Exercise details: Select all lines holding the word "üzerine" from the entries that follow.

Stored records
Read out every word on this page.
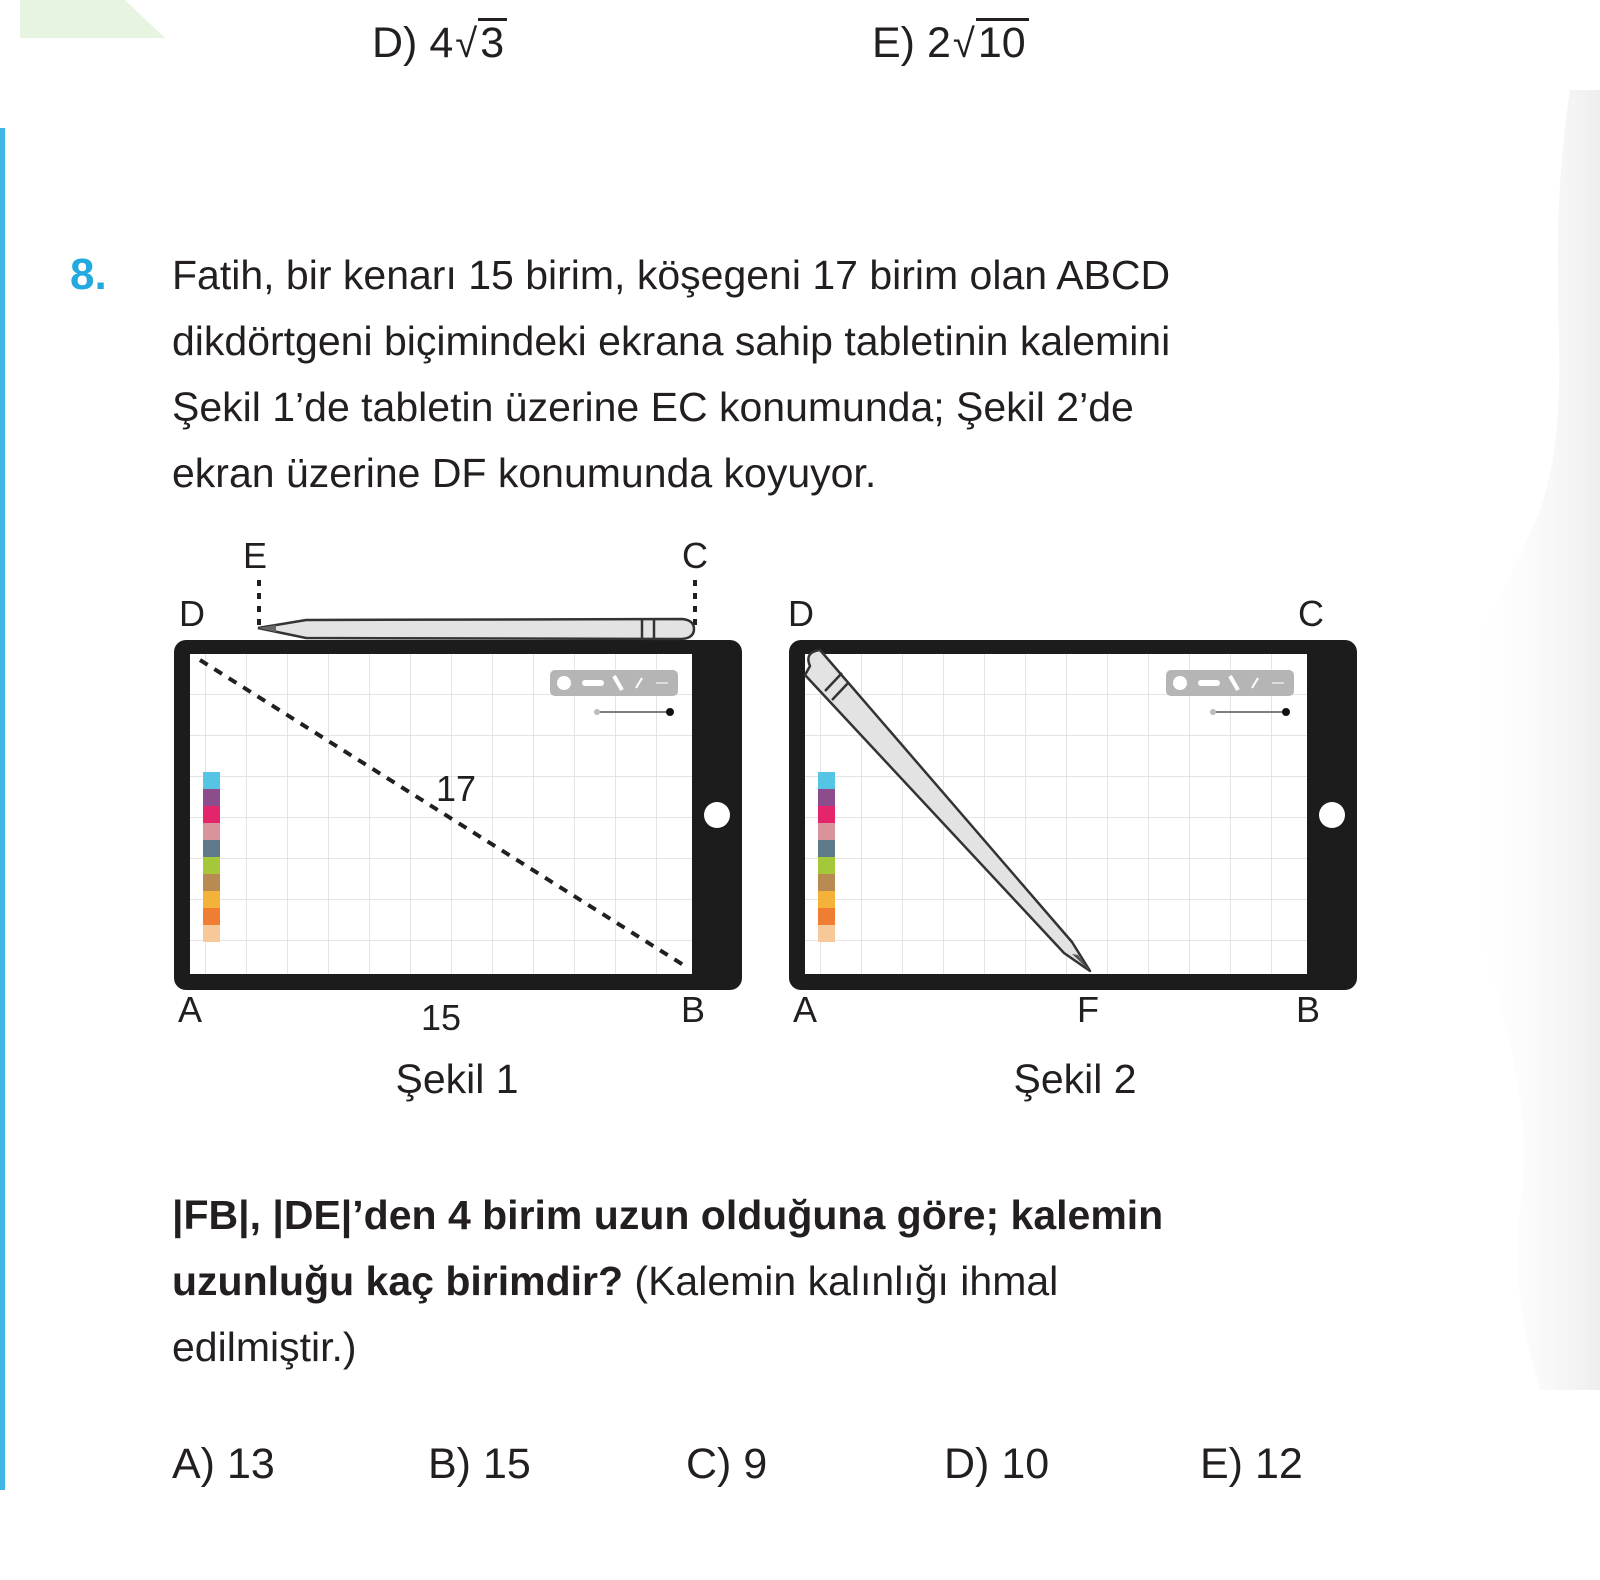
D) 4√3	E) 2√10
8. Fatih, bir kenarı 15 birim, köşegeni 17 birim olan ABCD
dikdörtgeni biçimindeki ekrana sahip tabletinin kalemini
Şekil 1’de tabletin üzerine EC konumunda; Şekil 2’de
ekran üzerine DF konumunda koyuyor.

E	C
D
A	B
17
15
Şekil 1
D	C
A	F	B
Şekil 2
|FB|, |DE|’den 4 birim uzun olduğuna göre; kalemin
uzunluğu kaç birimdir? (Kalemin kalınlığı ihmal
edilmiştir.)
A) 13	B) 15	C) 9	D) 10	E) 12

The answer:
Şekil 1’de tabletin üzerine EC konumunda; Şekil 2’de
ekran üzerine DF konumunda koyuyor.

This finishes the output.